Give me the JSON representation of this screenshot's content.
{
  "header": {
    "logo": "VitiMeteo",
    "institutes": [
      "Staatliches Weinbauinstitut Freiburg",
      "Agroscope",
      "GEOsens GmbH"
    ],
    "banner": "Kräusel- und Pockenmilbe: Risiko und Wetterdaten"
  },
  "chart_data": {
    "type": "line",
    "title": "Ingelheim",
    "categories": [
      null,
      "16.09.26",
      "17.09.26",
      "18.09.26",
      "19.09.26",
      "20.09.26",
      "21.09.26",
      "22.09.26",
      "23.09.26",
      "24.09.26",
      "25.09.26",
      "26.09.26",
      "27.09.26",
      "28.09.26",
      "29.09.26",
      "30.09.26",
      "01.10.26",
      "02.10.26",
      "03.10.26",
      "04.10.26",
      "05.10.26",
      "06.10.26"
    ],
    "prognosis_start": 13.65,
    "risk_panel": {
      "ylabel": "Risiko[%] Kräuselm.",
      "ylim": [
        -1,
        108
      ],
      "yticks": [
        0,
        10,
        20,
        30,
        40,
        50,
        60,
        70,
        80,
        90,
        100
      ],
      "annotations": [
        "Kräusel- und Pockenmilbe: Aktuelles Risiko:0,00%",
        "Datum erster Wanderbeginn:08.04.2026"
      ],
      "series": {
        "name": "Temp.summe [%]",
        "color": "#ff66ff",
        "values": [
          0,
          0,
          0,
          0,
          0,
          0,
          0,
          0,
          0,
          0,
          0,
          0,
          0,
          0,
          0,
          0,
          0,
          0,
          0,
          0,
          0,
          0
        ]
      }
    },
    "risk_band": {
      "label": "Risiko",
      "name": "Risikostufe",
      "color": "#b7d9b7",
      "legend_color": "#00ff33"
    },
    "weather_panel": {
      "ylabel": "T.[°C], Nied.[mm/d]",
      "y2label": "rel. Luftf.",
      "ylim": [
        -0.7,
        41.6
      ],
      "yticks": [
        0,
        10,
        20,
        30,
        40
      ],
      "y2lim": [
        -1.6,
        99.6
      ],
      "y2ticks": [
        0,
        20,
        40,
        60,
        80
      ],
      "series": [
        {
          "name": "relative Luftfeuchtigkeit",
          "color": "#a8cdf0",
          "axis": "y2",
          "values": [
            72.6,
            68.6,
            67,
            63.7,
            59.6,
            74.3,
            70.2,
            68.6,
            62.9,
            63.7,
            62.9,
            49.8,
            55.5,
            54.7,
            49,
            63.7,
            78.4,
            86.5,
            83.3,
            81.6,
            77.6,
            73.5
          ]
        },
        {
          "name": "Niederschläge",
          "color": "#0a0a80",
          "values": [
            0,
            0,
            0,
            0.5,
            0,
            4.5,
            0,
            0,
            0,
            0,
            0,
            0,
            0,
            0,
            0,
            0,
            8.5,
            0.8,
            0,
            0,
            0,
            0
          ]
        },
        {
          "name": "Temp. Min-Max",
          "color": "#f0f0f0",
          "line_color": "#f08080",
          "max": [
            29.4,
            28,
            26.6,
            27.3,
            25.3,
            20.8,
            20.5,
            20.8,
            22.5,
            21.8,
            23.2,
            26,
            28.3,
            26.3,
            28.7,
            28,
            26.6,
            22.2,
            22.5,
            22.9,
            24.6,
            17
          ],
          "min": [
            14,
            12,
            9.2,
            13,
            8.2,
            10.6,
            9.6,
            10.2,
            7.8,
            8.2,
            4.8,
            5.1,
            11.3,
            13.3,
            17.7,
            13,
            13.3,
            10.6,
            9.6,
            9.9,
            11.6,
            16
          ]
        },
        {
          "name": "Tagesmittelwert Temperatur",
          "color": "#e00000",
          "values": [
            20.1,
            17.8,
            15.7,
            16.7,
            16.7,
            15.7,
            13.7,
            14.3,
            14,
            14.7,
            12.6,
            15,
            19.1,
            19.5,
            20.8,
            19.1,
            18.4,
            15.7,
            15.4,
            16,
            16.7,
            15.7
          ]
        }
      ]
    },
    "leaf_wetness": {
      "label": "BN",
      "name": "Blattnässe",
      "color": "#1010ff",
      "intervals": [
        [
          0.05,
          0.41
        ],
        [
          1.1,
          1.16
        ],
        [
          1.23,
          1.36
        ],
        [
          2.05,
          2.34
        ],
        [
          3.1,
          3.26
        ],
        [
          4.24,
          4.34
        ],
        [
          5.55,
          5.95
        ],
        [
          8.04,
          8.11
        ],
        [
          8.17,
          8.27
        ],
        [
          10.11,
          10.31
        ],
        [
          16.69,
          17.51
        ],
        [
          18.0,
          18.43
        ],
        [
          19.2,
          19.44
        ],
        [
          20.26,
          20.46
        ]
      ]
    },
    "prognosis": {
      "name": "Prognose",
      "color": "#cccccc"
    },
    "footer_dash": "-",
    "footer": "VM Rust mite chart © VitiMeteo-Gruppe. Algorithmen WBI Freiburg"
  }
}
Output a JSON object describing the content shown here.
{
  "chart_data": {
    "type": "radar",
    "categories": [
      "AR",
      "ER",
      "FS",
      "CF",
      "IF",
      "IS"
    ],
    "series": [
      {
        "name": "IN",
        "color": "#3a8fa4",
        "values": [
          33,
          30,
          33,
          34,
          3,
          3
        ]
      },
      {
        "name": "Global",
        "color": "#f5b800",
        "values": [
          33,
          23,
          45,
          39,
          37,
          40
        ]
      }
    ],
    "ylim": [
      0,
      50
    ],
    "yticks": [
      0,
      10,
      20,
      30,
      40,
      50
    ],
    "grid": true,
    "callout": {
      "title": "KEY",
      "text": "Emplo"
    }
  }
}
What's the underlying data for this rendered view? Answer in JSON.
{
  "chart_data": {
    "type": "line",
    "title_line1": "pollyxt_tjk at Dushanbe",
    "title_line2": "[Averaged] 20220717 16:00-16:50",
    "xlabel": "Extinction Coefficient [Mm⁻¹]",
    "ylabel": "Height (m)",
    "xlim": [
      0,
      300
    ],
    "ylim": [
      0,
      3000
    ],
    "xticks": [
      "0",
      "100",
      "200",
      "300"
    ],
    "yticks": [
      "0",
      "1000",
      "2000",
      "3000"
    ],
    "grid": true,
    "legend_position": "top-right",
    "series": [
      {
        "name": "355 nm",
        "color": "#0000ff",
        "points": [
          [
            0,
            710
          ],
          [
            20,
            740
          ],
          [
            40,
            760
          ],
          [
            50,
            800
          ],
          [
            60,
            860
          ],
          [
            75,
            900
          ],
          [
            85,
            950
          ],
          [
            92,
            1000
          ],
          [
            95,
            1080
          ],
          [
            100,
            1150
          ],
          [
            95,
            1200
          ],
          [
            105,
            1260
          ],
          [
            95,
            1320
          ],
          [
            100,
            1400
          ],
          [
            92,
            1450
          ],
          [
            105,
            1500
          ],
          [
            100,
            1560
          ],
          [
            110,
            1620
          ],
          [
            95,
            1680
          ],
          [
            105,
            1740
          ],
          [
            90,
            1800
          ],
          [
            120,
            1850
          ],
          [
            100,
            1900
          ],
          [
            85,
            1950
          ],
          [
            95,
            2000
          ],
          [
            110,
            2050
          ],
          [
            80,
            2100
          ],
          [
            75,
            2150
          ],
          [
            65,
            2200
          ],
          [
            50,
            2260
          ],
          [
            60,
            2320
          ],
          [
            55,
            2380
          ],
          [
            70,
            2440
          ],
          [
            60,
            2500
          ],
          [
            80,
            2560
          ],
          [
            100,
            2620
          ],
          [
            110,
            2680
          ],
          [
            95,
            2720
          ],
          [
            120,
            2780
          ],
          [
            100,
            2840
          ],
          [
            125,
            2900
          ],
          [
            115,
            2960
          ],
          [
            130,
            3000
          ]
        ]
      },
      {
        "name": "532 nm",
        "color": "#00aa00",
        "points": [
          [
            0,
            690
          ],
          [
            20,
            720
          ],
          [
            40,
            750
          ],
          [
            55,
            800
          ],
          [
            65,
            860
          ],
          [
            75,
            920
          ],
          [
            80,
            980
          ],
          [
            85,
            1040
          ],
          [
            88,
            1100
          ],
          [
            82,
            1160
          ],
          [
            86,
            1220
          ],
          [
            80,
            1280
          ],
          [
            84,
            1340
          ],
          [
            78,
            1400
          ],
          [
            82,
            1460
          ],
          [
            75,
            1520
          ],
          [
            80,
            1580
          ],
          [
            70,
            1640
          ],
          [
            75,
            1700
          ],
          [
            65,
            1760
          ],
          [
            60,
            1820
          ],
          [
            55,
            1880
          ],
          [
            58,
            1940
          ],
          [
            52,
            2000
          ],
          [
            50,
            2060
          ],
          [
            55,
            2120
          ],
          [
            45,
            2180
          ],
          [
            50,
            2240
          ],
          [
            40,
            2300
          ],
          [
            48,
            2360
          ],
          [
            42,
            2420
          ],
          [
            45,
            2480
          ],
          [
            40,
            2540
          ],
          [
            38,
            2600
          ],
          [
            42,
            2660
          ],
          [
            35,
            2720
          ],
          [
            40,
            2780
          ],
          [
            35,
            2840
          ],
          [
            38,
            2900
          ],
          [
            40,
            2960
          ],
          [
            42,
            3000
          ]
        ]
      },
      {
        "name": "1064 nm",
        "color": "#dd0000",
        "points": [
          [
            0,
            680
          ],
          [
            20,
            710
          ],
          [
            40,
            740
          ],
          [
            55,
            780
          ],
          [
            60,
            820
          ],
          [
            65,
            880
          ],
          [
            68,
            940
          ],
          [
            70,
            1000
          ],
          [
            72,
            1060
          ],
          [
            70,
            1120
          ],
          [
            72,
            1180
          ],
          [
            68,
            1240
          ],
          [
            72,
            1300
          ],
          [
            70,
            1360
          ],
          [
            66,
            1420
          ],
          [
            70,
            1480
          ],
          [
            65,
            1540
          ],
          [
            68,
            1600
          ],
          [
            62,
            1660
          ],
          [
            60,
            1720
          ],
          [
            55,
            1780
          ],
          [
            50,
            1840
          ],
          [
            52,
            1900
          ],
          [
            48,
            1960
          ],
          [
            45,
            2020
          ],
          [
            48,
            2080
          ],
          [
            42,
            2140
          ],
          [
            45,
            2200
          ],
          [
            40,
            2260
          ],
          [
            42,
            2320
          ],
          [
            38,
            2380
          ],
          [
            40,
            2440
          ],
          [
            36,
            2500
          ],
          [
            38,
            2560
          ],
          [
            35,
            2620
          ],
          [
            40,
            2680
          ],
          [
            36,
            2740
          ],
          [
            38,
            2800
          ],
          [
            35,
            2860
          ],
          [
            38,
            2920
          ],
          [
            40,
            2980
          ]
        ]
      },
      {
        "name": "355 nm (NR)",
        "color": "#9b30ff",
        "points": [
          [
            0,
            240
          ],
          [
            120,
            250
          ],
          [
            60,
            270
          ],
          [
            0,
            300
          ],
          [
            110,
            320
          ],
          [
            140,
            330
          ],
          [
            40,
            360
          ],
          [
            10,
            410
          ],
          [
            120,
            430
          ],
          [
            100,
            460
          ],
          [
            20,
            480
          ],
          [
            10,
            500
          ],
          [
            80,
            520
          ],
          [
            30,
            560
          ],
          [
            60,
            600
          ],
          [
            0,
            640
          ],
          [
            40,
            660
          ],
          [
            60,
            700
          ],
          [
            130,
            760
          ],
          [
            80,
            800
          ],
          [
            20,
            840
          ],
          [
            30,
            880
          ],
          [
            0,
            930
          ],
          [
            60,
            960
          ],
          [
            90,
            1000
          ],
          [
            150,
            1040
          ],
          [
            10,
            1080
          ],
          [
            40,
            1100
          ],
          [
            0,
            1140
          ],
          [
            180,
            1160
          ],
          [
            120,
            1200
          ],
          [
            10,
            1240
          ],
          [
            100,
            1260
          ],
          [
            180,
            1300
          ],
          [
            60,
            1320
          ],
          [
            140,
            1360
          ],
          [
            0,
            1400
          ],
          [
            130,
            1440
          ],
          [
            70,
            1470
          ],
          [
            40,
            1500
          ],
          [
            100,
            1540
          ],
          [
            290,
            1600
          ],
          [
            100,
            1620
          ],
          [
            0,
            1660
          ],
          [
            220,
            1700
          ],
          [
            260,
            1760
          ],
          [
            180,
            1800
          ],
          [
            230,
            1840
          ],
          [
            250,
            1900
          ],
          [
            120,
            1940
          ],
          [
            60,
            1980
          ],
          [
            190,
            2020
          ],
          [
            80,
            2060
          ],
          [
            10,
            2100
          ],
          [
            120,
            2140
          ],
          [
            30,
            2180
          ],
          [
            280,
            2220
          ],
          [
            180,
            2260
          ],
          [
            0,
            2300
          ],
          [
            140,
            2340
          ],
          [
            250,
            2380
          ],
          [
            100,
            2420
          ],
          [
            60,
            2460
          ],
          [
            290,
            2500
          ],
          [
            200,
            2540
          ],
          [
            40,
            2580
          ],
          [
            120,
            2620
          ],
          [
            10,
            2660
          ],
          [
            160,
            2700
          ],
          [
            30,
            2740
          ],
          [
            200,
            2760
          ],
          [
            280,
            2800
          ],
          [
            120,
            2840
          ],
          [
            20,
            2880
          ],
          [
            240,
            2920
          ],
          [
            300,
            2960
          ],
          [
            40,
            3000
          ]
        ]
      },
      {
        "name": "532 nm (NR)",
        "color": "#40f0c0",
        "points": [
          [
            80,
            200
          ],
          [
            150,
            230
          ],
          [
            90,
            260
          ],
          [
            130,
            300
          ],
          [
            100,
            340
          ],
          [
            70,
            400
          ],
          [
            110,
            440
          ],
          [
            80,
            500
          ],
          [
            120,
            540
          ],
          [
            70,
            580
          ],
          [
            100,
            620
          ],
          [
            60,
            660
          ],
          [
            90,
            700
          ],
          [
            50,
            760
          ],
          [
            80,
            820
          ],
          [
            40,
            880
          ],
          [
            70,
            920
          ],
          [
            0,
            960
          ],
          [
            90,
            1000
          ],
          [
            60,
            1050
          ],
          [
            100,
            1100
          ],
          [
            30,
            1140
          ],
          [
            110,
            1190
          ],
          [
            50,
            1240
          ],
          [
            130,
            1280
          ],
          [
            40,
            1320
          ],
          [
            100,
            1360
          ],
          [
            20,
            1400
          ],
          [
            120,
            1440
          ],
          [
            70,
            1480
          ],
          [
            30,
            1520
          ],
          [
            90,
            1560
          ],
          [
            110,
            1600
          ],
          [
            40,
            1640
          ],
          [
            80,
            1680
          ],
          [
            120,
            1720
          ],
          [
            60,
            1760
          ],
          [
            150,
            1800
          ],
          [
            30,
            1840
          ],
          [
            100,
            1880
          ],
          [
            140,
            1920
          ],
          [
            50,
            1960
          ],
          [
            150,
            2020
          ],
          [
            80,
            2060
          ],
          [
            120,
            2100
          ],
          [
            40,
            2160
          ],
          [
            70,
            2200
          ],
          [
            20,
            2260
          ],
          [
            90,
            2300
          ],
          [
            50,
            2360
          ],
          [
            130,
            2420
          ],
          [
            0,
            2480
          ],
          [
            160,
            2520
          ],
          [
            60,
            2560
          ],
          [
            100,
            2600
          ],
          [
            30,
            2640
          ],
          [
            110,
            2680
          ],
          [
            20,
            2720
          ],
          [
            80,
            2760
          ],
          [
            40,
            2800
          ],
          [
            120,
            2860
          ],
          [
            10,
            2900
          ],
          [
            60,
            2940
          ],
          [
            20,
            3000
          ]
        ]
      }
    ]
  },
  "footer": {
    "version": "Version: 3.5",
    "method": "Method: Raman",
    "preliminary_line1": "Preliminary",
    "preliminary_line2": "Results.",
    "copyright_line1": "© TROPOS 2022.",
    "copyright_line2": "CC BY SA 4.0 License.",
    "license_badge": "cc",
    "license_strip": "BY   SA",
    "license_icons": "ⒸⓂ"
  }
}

TASK GOAL:
Pick out and copy the lines of the entries that hold the string "Freiburg".

ANSWER IN FULL:
      "Staatliches Weinbauinstitut Freiburg",
    "footer": "VM Rust mite chart © VitiMeteo-Gruppe. Algorithmen WBI Freiburg"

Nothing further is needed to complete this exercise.